### DESCRIPTION OF THE TASK
Wherever the string "have" appears, copy the whole line.

**** DATA RECORDS ****

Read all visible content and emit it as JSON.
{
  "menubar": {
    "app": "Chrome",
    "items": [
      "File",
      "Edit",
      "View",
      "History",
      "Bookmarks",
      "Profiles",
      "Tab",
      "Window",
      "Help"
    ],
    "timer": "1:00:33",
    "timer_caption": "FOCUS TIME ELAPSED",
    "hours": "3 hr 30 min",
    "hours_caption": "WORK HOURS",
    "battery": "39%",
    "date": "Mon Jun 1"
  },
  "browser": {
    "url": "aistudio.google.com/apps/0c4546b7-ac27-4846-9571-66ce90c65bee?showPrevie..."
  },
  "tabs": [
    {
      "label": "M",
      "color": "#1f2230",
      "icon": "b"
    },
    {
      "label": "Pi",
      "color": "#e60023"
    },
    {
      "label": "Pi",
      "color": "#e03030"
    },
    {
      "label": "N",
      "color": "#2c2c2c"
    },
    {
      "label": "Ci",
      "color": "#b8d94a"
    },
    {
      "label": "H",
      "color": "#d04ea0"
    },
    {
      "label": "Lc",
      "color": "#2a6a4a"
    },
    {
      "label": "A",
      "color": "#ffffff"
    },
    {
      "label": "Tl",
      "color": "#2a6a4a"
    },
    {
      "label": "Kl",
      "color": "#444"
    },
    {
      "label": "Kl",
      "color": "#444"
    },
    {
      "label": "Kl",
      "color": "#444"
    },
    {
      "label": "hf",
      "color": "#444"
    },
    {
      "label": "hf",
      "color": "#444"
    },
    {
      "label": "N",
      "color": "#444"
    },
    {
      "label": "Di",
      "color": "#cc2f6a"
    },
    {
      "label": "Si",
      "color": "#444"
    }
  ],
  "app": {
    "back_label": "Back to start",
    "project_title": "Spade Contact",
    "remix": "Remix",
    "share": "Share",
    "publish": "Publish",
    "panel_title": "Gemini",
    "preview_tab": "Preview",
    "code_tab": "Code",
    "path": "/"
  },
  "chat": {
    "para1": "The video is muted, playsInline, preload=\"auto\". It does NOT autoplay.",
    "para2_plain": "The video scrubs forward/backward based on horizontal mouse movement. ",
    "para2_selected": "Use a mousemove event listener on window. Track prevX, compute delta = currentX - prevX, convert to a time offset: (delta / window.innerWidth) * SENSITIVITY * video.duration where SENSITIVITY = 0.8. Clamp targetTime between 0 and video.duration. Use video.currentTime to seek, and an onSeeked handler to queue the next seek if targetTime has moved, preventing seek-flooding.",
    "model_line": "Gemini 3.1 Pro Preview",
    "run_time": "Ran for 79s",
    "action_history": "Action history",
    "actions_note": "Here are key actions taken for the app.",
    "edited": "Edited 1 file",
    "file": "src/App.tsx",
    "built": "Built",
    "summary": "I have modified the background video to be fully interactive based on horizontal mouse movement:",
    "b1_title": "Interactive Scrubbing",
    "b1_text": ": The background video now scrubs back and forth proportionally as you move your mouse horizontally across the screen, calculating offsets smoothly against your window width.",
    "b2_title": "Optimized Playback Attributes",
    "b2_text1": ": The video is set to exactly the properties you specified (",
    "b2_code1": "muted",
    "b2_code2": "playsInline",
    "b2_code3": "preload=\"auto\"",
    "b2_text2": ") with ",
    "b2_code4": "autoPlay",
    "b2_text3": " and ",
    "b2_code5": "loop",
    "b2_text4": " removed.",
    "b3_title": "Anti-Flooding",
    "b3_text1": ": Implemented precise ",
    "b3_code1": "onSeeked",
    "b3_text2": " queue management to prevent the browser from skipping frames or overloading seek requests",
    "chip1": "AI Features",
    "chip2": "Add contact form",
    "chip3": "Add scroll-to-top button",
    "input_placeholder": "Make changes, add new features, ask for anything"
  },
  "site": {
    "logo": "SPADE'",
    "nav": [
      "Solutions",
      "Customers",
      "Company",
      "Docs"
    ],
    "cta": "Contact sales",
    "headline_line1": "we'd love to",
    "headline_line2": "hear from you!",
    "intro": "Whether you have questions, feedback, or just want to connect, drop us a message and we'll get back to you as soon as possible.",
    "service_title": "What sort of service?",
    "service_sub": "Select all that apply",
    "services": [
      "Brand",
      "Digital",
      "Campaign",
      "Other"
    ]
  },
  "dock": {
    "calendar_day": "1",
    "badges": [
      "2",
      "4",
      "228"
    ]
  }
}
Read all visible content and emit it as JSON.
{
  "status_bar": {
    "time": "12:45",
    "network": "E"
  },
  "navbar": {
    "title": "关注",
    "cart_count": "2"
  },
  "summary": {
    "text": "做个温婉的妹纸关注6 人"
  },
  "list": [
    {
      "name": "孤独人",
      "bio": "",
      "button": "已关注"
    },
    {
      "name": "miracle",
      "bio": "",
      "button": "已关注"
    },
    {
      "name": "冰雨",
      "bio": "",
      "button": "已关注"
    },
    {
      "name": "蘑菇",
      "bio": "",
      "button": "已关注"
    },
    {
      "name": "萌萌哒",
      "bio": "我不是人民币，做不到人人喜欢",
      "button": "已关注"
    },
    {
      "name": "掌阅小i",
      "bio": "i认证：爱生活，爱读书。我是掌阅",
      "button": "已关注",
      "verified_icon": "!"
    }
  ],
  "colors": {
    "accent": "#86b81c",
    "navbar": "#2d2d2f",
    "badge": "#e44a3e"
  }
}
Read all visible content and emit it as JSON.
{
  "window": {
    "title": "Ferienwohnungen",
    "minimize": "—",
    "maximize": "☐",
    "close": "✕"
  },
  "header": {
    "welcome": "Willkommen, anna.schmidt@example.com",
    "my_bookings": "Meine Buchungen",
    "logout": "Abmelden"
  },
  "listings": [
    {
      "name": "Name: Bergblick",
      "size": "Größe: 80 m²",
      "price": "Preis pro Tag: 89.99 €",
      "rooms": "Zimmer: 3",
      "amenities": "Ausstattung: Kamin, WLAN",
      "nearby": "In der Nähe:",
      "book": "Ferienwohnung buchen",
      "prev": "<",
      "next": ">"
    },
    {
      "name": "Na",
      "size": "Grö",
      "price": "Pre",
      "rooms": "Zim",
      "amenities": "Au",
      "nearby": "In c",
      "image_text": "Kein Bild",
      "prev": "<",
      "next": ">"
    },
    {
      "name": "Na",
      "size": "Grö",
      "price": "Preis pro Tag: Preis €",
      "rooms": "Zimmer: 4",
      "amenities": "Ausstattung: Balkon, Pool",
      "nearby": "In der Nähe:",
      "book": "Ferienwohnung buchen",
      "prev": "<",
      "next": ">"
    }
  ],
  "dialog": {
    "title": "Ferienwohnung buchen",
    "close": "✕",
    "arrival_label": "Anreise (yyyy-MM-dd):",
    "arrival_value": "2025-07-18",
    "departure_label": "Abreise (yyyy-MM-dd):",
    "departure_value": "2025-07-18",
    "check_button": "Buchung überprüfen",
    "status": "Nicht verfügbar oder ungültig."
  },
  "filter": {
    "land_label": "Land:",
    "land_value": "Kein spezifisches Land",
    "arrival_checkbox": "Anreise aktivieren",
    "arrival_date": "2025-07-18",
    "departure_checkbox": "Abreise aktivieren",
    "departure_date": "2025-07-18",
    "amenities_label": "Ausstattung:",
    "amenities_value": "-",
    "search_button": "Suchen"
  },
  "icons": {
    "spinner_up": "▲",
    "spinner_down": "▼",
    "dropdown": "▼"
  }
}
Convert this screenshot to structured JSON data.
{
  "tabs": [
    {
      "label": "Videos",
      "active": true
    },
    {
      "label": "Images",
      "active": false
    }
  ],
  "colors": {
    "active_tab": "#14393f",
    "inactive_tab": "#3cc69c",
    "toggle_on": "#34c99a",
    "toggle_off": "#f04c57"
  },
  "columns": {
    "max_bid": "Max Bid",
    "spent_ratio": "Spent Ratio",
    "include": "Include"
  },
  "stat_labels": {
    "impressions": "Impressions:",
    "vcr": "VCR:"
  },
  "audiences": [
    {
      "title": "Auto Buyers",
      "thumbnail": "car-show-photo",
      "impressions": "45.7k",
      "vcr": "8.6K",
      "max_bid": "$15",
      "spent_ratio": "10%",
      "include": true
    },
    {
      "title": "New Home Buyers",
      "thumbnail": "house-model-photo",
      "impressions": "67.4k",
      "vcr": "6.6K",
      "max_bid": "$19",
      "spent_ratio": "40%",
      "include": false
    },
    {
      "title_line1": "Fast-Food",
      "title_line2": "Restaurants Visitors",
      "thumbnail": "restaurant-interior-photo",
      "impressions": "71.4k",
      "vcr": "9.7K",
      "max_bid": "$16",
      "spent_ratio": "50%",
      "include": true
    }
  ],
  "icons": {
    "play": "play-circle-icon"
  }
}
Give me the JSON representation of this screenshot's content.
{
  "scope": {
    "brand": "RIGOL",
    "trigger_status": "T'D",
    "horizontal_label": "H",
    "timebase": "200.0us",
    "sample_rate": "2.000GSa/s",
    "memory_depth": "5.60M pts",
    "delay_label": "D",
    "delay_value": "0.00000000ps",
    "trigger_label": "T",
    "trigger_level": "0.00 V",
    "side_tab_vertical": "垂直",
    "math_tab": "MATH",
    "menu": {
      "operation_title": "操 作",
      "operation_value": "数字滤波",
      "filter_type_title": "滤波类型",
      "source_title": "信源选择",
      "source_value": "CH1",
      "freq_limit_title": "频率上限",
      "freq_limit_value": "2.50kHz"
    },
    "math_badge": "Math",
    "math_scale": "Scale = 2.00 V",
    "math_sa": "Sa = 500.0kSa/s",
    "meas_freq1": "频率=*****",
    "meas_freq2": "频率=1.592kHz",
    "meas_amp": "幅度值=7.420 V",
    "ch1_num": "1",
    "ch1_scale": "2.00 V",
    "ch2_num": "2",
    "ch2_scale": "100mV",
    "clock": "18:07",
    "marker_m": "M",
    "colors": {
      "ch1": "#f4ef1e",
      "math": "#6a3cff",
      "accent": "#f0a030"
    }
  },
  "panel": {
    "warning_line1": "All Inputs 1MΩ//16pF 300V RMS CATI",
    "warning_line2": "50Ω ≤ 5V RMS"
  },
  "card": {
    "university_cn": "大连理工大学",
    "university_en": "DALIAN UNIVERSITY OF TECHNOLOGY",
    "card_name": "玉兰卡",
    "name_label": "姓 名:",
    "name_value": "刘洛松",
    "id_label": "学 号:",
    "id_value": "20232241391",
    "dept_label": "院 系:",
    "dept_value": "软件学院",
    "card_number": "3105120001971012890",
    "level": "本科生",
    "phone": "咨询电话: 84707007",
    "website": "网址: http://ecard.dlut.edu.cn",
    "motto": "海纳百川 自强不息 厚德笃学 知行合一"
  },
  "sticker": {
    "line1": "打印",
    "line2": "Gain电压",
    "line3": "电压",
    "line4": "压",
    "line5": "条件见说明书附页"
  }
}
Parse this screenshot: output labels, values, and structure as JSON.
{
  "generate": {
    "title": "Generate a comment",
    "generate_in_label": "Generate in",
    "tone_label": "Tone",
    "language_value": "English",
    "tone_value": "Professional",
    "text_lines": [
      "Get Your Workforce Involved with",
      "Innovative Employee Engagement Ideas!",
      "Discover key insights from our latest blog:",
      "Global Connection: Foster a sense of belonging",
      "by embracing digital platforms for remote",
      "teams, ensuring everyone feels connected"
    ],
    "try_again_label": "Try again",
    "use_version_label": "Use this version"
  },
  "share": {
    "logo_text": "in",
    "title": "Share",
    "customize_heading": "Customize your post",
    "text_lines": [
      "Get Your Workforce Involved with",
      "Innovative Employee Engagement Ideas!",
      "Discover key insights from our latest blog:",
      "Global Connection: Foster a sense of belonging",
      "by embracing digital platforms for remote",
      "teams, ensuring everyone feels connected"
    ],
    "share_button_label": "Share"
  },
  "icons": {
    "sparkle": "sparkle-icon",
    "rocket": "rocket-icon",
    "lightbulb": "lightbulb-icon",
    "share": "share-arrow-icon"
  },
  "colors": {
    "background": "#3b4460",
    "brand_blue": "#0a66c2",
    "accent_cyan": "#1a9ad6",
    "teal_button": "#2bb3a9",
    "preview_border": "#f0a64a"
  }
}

****

### OUTPUT FOR THIS TASK
    "summary": "I have modified the background video to be fully interactive based on horizontal mouse movement:",
    "intro": "Whether you have questions, feedback, or just want to connect, drop us a message and we'll get back to you as soon as possible.",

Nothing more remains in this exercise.